(Collected data)

_ _ _ _ _

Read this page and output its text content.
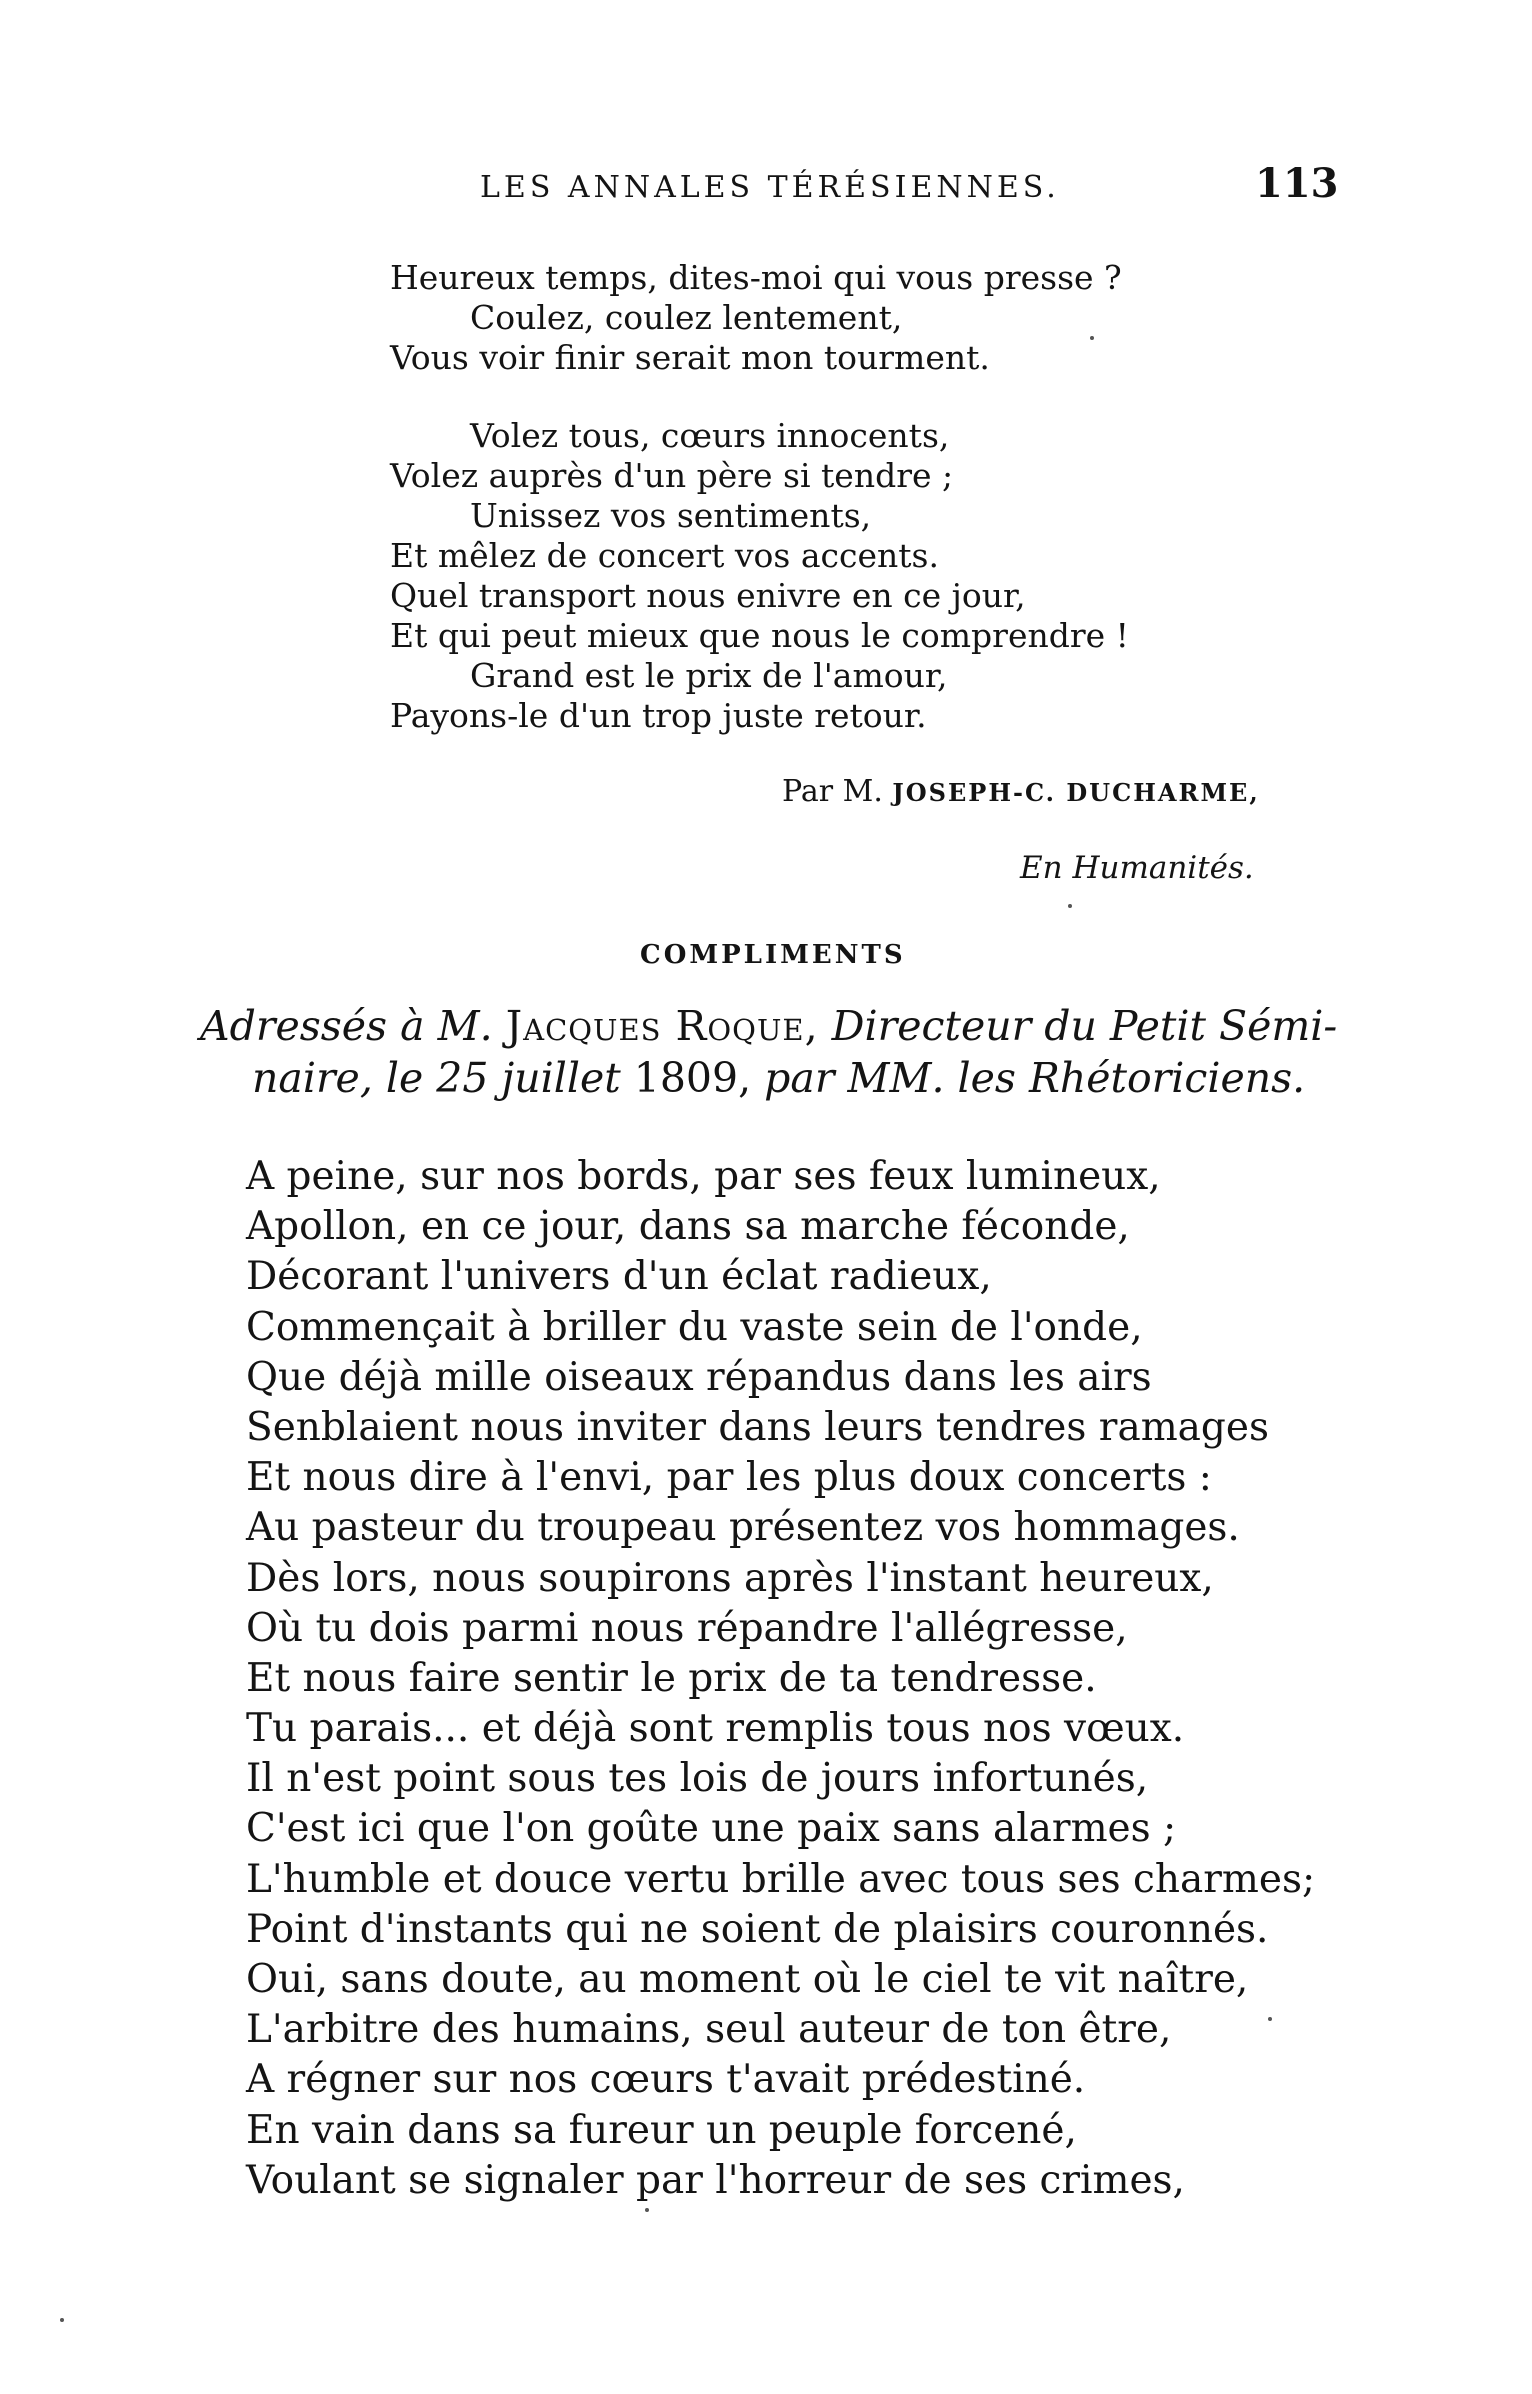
LES ANNALES TÉRÉSIENNES.	113
Heureux temps, dites-moi qui vous presse ?
Coulez, coulez lentement,
Vous voir finir serait mon tourment.
Volez tous, cœurs innocents,
Volez auprès d'un père si tendre ;
Unissez vos sentiments,
Et mêlez de concert vos accents.
Quel transport nous enivre en ce jour,
Et qui peut mieux que nous le comprendre !
Grand est le prix de l'amour,
Payons-le d'un trop juste retour.
Par M. JOSEPH-C. DUCHARME,
En Humanités.
COMPLIMENTS
Adressés à M. Jacques Roque, Directeur du Petit Sémi-
naire, le 25 juillet 1809, par MM. les Rhétoriciens.
A peine, sur nos bords, par ses feux lumineux,
Apollon, en ce jour, dans sa marche féconde,
Décorant l'univers d'un éclat radieux,
Commençait à briller du vaste sein de l'onde,
Que déjà mille oiseaux répandus dans les airs
Senblaient nous inviter dans leurs tendres ramages
Et nous dire à l'envi, par les plus doux concerts :
Au pasteur du troupeau présentez vos hommages.
Dès lors, nous soupirons après l'instant heureux,
Où tu dois parmi nous répandre l'allégresse,
Et nous faire sentir le prix de ta tendresse.
Tu parais... et déjà sont remplis tous nos vœux.
Il n'est point sous tes lois de jours infortunés,
C'est ici que l'on goûte une paix sans alarmes ;
L'humble et douce vertu brille avec tous ses charmes;
Point d'instants qui ne soient de plaisirs couronnés.
Oui, sans doute, au moment où le ciel te vit naître,
L'arbitre des humains, seul auteur de ton être,
A régner sur nos cœurs t'avait prédestiné.
En vain dans sa fureur un peuple forcené,
Voulant se signaler par l'horreur de ses crimes,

_ _ _ _ _

• YOUR GOAL:
Retype every entry verbatim and exclude the pictures from the copy.

• SOLUTION:
Read this page and output its text content.
LES ANNALES TÉRÉSIENNES.	113
Heureux temps, dites-moi qui vous presse ?
Coulez, coulez lentement,
Vous voir finir serait mon tourment.
Volez tous, cœurs innocents,
Volez auprès d'un père si tendre ;
Unissez vos sentiments,
Et mêlez de concert vos accents.
Quel transport nous enivre en ce jour,
Et qui peut mieux que nous le comprendre !
Grand est le prix de l'amour,
Payons-le d'un trop juste retour.
Par M. JOSEPH-C. DUCHARME,
En Humanités.
COMPLIMENTS
Adressés à M. Jacques Roque, Directeur du Petit Sémi-
naire, le 25 juillet 1809, par MM. les Rhétoriciens.
A peine, sur nos bords, par ses feux lumineux,
Apollon, en ce jour, dans sa marche féconde,
Décorant l'univers d'un éclat radieux,
Commençait à briller du vaste sein de l'onde,
Que déjà mille oiseaux répandus dans les airs
Senblaient nous inviter dans leurs tendres ramages
Et nous dire à l'envi, par les plus doux concerts :
Au pasteur du troupeau présentez vos hommages.
Dès lors, nous soupirons après l'instant heureux,
Où tu dois parmi nous répandre l'allégresse,
Et nous faire sentir le prix de ta tendresse.
Tu parais... et déjà sont remplis tous nos vœux.
Il n'est point sous tes lois de jours infortunés,
C'est ici que l'on goûte une paix sans alarmes ;
L'humble et douce vertu brille avec tous ses charmes;
Point d'instants qui ne soient de plaisirs couronnés.
Oui, sans doute, au moment où le ciel te vit naître,
L'arbitre des humains, seul auteur de ton être,
A régner sur nos cœurs t'avait prédestiné.
En vain dans sa fureur un peuple forcené,
Voulant se signaler par l'horreur de ses crimes,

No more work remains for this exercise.